Reproduce all the entries exactly and keep the pictures out.

Data records:
* Begin *
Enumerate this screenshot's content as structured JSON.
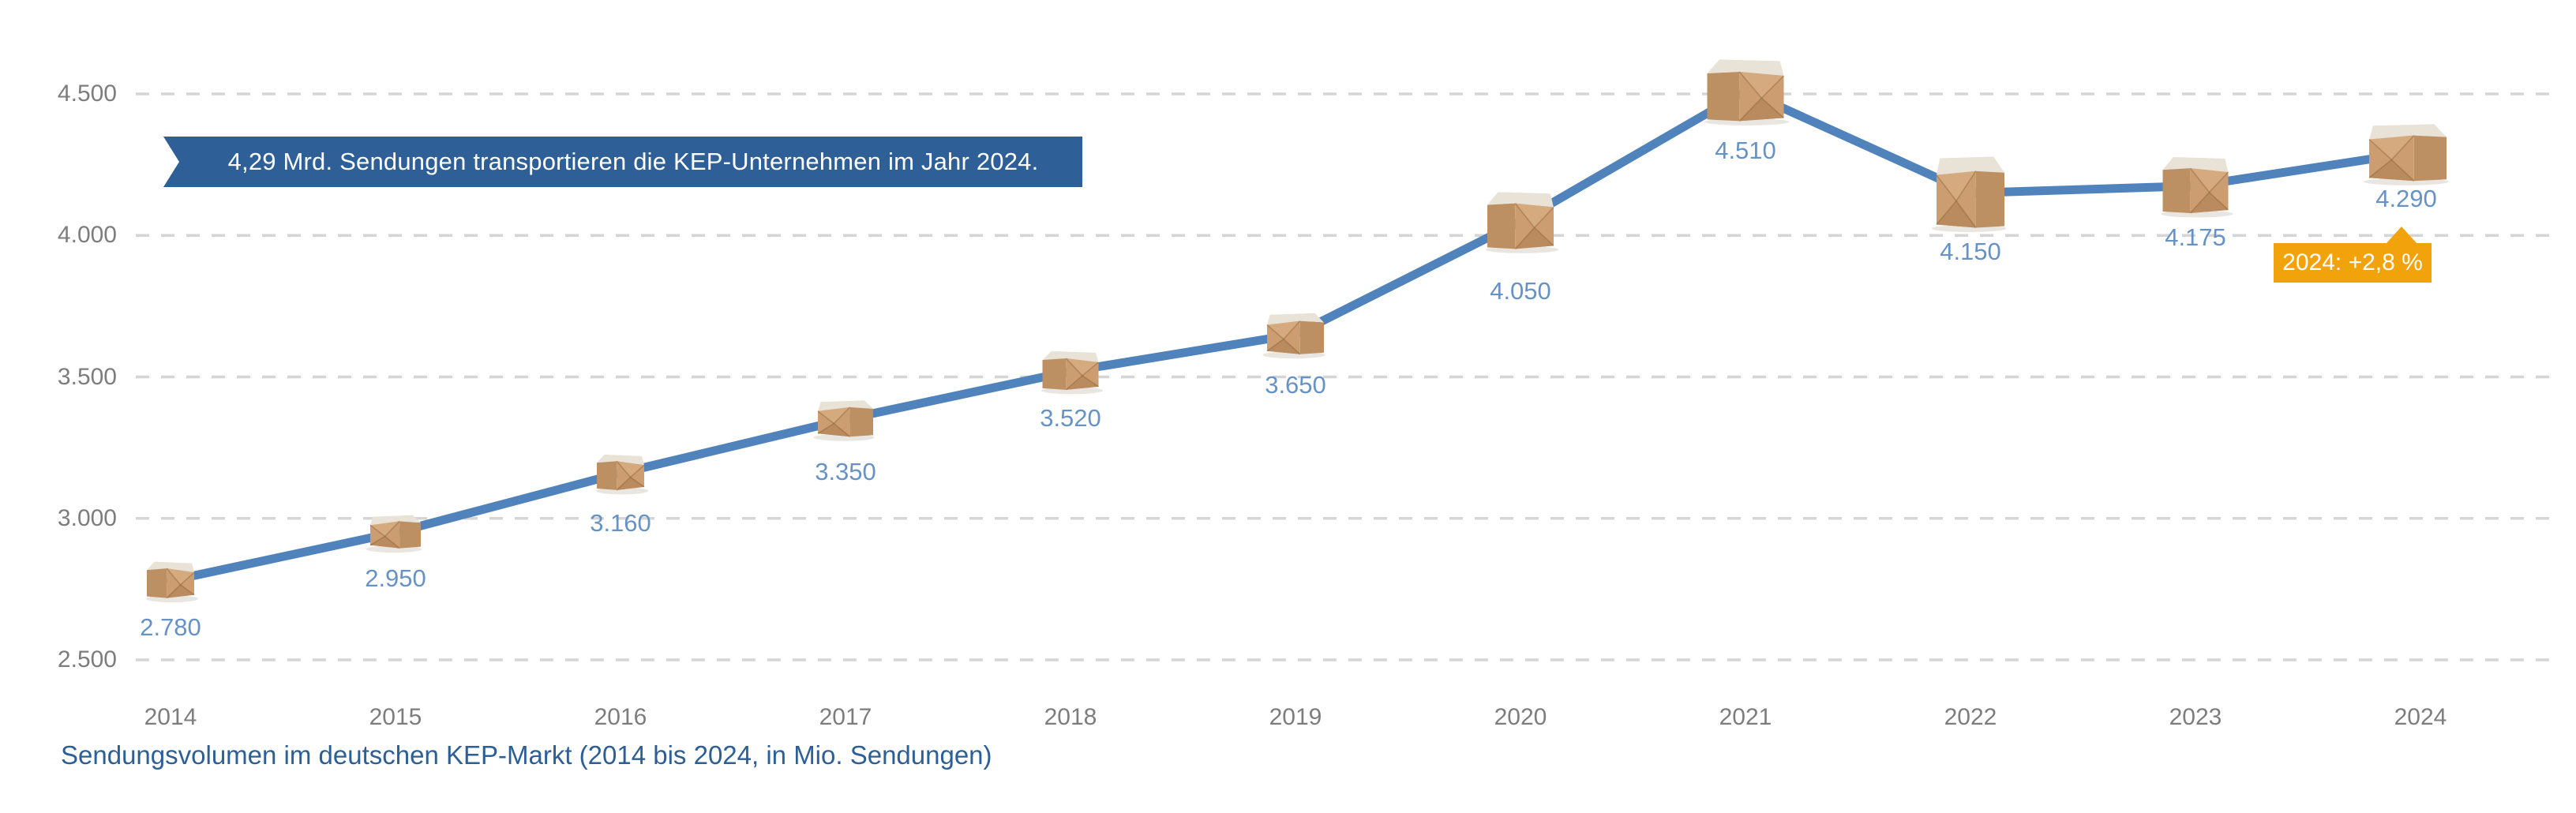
{
  "banner": {
    "text": "4,29 Mrd. Sendungen transportieren die KEP-Unternehmen im Jahr 2024.",
    "bg_color": "#2E5F96",
    "text_color": "#FFFFFF"
  },
  "badge": {
    "text": "2024: +2,8 %",
    "bg_color": "#F2A30B",
    "text_color": "#FFFFFF"
  },
  "caption": {
    "text": "Sendungsvolumen im deutschen KEP-Markt (2014 bis 2024, in Mio. Sendungen)",
    "color": "#2C5F96"
  },
  "chart_data": {
    "type": "line",
    "title": "Sendungsvolumen im deutschen KEP-Markt",
    "categories": [
      "2014",
      "2015",
      "2016",
      "2017",
      "2018",
      "2019",
      "2020",
      "2021",
      "2022",
      "2023",
      "2024"
    ],
    "series": [
      {
        "name": "Sendungsvolumen in Mio. Sendungen",
        "values": [
          2780,
          2950,
          3160,
          3350,
          3520,
          3650,
          4050,
          4510,
          4150,
          4175,
          4290
        ]
      }
    ],
    "point_labels": [
      "2.780",
      "2.950",
      "3.160",
      "3.350",
      "3.520",
      "3.650",
      "4.050",
      "4.510",
      "4.150",
      "4.175",
      "4.290"
    ],
    "ylim": [
      2500,
      4500
    ],
    "yticks": [
      {
        "value": 4500,
        "label": "4.500"
      },
      {
        "value": 4000,
        "label": "4.000"
      },
      {
        "value": 3500,
        "label": "3.500"
      },
      {
        "value": 3000,
        "label": "3.000"
      },
      {
        "value": 2500,
        "label": "2.500"
      }
    ],
    "grid": "horizontal-dashed",
    "legend_position": "none",
    "marker": "cardboard-parcel-icon",
    "line_color": "#5083BC",
    "point_label_color": "#6792C6",
    "axis_tick_color": "#7D7D7D",
    "gridline_color": "#D5D5D5"
  }
}
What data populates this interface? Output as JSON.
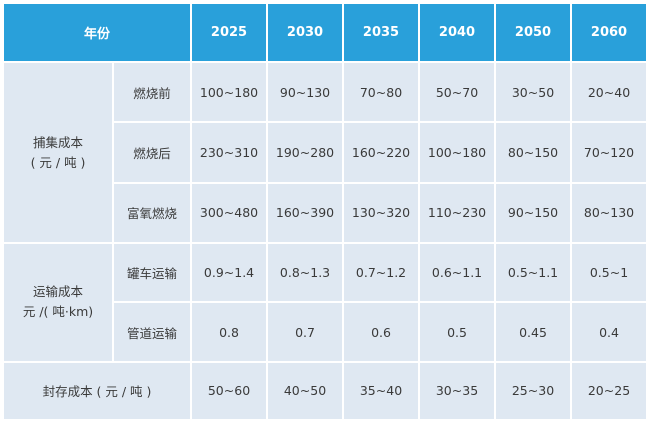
{
  "header": {
    "year_label": "年份",
    "years": [
      "2025",
      "2030",
      "2035",
      "2040",
      "2050",
      "2060"
    ]
  },
  "groups": {
    "capture": {
      "line1": "捕集成本",
      "line2": "( 元 / 吨 )"
    },
    "transport": {
      "line1": "运输成本",
      "line2": "元 /( 吨·km)"
    },
    "storage": {
      "label": "封存成本 ( 元 / 吨 )"
    }
  },
  "rows": [
    {
      "sub": "燃烧前",
      "values": [
        "100~180",
        "90~130",
        "70~80",
        "50~70",
        "30~50",
        "20~40"
      ]
    },
    {
      "sub": "燃烧后",
      "values": [
        "230~310",
        "190~280",
        "160~220",
        "100~180",
        "80~150",
        "70~120"
      ]
    },
    {
      "sub": "富氧燃烧",
      "values": [
        "300~480",
        "160~390",
        "130~320",
        "110~230",
        "90~150",
        "80~130"
      ]
    },
    {
      "sub": "罐车运输",
      "values": [
        "0.9~1.4",
        "0.8~1.3",
        "0.7~1.2",
        "0.6~1.1",
        "0.5~1.1",
        "0.5~1"
      ]
    },
    {
      "sub": "管道运输",
      "values": [
        "0.8",
        "0.7",
        "0.6",
        "0.5",
        "0.45",
        "0.4"
      ]
    },
    {
      "sub": "",
      "values": [
        "50~60",
        "40~50",
        "35~40",
        "30~35",
        "25~30",
        "20~25"
      ]
    }
  ]
}
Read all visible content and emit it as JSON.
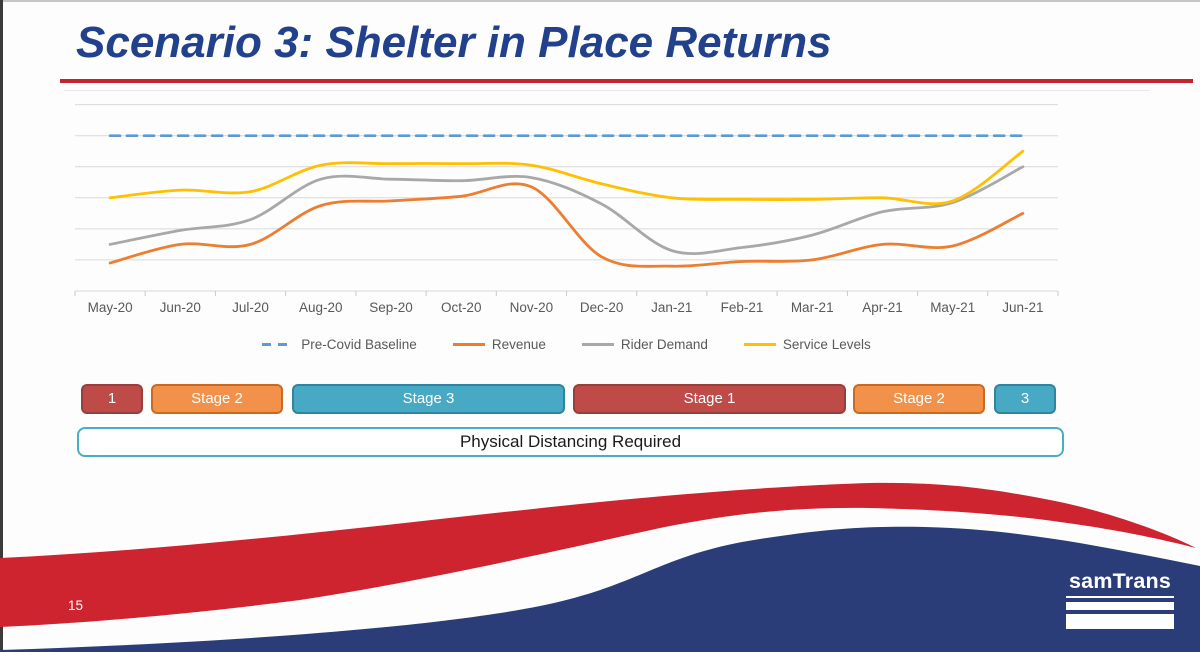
{
  "slide": {
    "title": "Scenario 3: Shelter in Place Returns",
    "page_number": "15",
    "logo_text": "samTrans"
  },
  "banner": {
    "label": "Physical Distancing Required"
  },
  "colors": {
    "title_text": "#21418D",
    "title_rule": "#C4232E",
    "swoosh_red": "#CE2430",
    "swoosh_navy": "#2B3D78",
    "banner_border": "#4BACC6",
    "gridline": "#D9D9D9",
    "axis_line": "#C9C9C9",
    "axis_text": "#595959",
    "stage_types": {
      "stage1": {
        "fill": "#BE4B48",
        "border": "#96403D"
      },
      "stage2": {
        "fill": "#F2914A",
        "border": "#C96A24"
      },
      "stage3": {
        "fill": "#48A9C5",
        "border": "#2F84A0"
      }
    }
  },
  "chart_data": {
    "type": "line",
    "title": "",
    "xlabel": "",
    "ylabel": "",
    "ylim": [
      0,
      125
    ],
    "y_axis_labels_visible": false,
    "gridlines": "horizontal every 20 units, 0 to 120",
    "legend_position": "bottom",
    "categories": [
      "May-20",
      "Jun-20",
      "Jul-20",
      "Aug-20",
      "Sep-20",
      "Oct-20",
      "Nov-20",
      "Dec-20",
      "Jan-21",
      "Feb-21",
      "Mar-21",
      "Apr-21",
      "May-21",
      "Jun-21"
    ],
    "series": [
      {
        "name": "Pre-Covid Baseline",
        "color": "#5B9BD5",
        "style": "dashed",
        "values": [
          100,
          100,
          100,
          100,
          100,
          100,
          100,
          100,
          100,
          100,
          100,
          100,
          100,
          100
        ]
      },
      {
        "name": "Revenue",
        "color": "#ED7D31",
        "style": "solid",
        "values": [
          18,
          30,
          30,
          55,
          58,
          61,
          67,
          22,
          16,
          19,
          20,
          30,
          29,
          50
        ]
      },
      {
        "name": "Rider Demand",
        "color": "#A8A8A8",
        "style": "solid",
        "values": [
          30,
          39,
          46,
          72,
          72,
          71,
          73,
          56,
          26,
          28,
          36,
          51,
          57,
          80
        ]
      },
      {
        "name": "Service Levels",
        "color": "#FFC001",
        "style": "solid",
        "values": [
          60,
          65,
          64,
          81,
          82,
          82,
          81,
          69,
          60,
          59,
          59,
          60,
          58,
          90
        ]
      }
    ]
  },
  "stages": [
    {
      "label": "1",
      "type": "stage1",
      "start_month": 0,
      "end_month": 0
    },
    {
      "label": "Stage 2",
      "type": "stage2",
      "start_month": 1,
      "end_month": 2
    },
    {
      "label": "Stage 3",
      "type": "stage3",
      "start_month": 3,
      "end_month": 6
    },
    {
      "label": "Stage 1",
      "type": "stage1",
      "start_month": 7,
      "end_month": 10
    },
    {
      "label": "Stage 2",
      "type": "stage2",
      "start_month": 11,
      "end_month": 12
    },
    {
      "label": "3",
      "type": "stage3",
      "start_month": 13,
      "end_month": 13
    }
  ]
}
* End *
* **COMPLETE RESPONSE**:
Enumerate this screenshot's content as structured JSON.
{
  "banner": {
    "text": "4,29 Mrd. Sendungen transportieren die KEP-Unternehmen im Jahr 2024.",
    "bg_color": "#2E5F96",
    "text_color": "#FFFFFF"
  },
  "badge": {
    "text": "2024: +2,8 %",
    "bg_color": "#F2A30B",
    "text_color": "#FFFFFF"
  },
  "caption": {
    "text": "Sendungsvolumen im deutschen KEP-Markt (2014 bis 2024, in Mio. Sendungen)",
    "color": "#2C5F96"
  },
  "chart_data": {
    "type": "line",
    "title": "Sendungsvolumen im deutschen KEP-Markt",
    "categories": [
      "2014",
      "2015",
      "2016",
      "2017",
      "2018",
      "2019",
      "2020",
      "2021",
      "2022",
      "2023",
      "2024"
    ],
    "series": [
      {
        "name": "Sendungsvolumen in Mio. Sendungen",
        "values": [
          2780,
          2950,
          3160,
          3350,
          3520,
          3650,
          4050,
          4510,
          4150,
          4175,
          4290
        ]
      }
    ],
    "point_labels": [
      "2.780",
      "2.950",
      "3.160",
      "3.350",
      "3.520",
      "3.650",
      "4.050",
      "4.510",
      "4.150",
      "4.175",
      "4.290"
    ],
    "ylim": [
      2500,
      4500
    ],
    "yticks": [
      {
        "value": 4500,
        "label": "4.500"
      },
      {
        "value": 4000,
        "label": "4.000"
      },
      {
        "value": 3500,
        "label": "3.500"
      },
      {
        "value": 3000,
        "label": "3.000"
      },
      {
        "value": 2500,
        "label": "2.500"
      }
    ],
    "grid": "horizontal-dashed",
    "legend_position": "none",
    "marker": "cardboard-parcel-icon",
    "line_color": "#5083BC",
    "point_label_color": "#6792C6",
    "axis_tick_color": "#7D7D7D",
    "gridline_color": "#D5D5D5"
  }
}
What data populates this interface? Output as JSON.
{
  "header": {
    "year_label": "年份",
    "years": [
      "2025",
      "2030",
      "2035",
      "2040",
      "2050",
      "2060"
    ]
  },
  "groups": {
    "capture": {
      "line1": "捕集成本",
      "line2": "( 元 / 吨 )"
    },
    "transport": {
      "line1": "运输成本",
      "line2": "元 /( 吨·km)"
    },
    "storage": {
      "label": "封存成本 ( 元 / 吨 )"
    }
  },
  "rows": [
    {
      "sub": "燃烧前",
      "values": [
        "100~180",
        "90~130",
        "70~80",
        "50~70",
        "30~50",
        "20~40"
      ]
    },
    {
      "sub": "燃烧后",
      "values": [
        "230~310",
        "190~280",
        "160~220",
        "100~180",
        "80~150",
        "70~120"
      ]
    },
    {
      "sub": "富氧燃烧",
      "values": [
        "300~480",
        "160~390",
        "130~320",
        "110~230",
        "90~150",
        "80~130"
      ]
    },
    {
      "sub": "罐车运输",
      "values": [
        "0.9~1.4",
        "0.8~1.3",
        "0.7~1.2",
        "0.6~1.1",
        "0.5~1.1",
        "0.5~1"
      ]
    },
    {
      "sub": "管道运输",
      "values": [
        "0.8",
        "0.7",
        "0.6",
        "0.5",
        "0.45",
        "0.4"
      ]
    },
    {
      "sub": "",
      "values": [
        "50~60",
        "40~50",
        "35~40",
        "30~35",
        "25~30",
        "20~25"
      ]
    }
  ]
}
Read all visible content and emit it as JSON.
{
  "slide": {
    "title": "Scenario 3: Shelter in Place Returns",
    "page_number": "15",
    "logo_text": "samTrans"
  },
  "banner": {
    "label": "Physical Distancing Required"
  },
  "colors": {
    "title_text": "#21418D",
    "title_rule": "#C4232E",
    "swoosh_red": "#CE2430",
    "swoosh_navy": "#2B3D78",
    "banner_border": "#4BACC6",
    "gridline": "#D9D9D9",
    "axis_line": "#C9C9C9",
    "axis_text": "#595959",
    "stage_types": {
      "stage1": {
        "fill": "#BE4B48",
        "border": "#96403D"
      },
      "stage2": {
        "fill": "#F2914A",
        "border": "#C96A24"
      },
      "stage3": {
        "fill": "#48A9C5",
        "border": "#2F84A0"
      }
    }
  },
  "chart_data": {
    "type": "line",
    "title": "",
    "xlabel": "",
    "ylabel": "",
    "ylim": [
      0,
      125
    ],
    "y_axis_labels_visible": false,
    "gridlines": "horizontal every 20 units, 0 to 120",
    "legend_position": "bottom",
    "categories": [
      "May-20",
      "Jun-20",
      "Jul-20",
      "Aug-20",
      "Sep-20",
      "Oct-20",
      "Nov-20",
      "Dec-20",
      "Jan-21",
      "Feb-21",
      "Mar-21",
      "Apr-21",
      "May-21",
      "Jun-21"
    ],
    "series": [
      {
        "name": "Pre-Covid Baseline",
        "color": "#5B9BD5",
        "style": "dashed",
        "values": [
          100,
          100,
          100,
          100,
          100,
          100,
          100,
          100,
          100,
          100,
          100,
          100,
          100,
          100
        ]
      },
      {
        "name": "Revenue",
        "color": "#ED7D31",
        "style": "solid",
        "values": [
          18,
          30,
          30,
          55,
          58,
          61,
          67,
          22,
          16,
          19,
          20,
          30,
          29,
          50
        ]
      },
      {
        "name": "Rider Demand",
        "color": "#A8A8A8",
        "style": "solid",
        "values": [
          30,
          39,
          46,
          72,
          72,
          71,
          73,
          56,
          26,
          28,
          36,
          51,
          57,
          80
        ]
      },
      {
        "name": "Service Levels",
        "color": "#FFC001",
        "style": "solid",
        "values": [
          60,
          65,
          64,
          81,
          82,
          82,
          81,
          69,
          60,
          59,
          59,
          60,
          58,
          90
        ]
      }
    ]
  },
  "stages": [
    {
      "label": "1",
      "type": "stage1",
      "start_month": 0,
      "end_month": 0
    },
    {
      "label": "Stage 2",
      "type": "stage2",
      "start_month": 1,
      "end_month": 2
    },
    {
      "label": "Stage 3",
      "type": "stage3",
      "start_month": 3,
      "end_month": 6
    },
    {
      "label": "Stage 1",
      "type": "stage1",
      "start_month": 7,
      "end_month": 10
    },
    {
      "label": "Stage 2",
      "type": "stage2",
      "start_month": 11,
      "end_month": 12
    },
    {
      "label": "3",
      "type": "stage3",
      "start_month": 13,
      "end_month": 13
    }
  ]
}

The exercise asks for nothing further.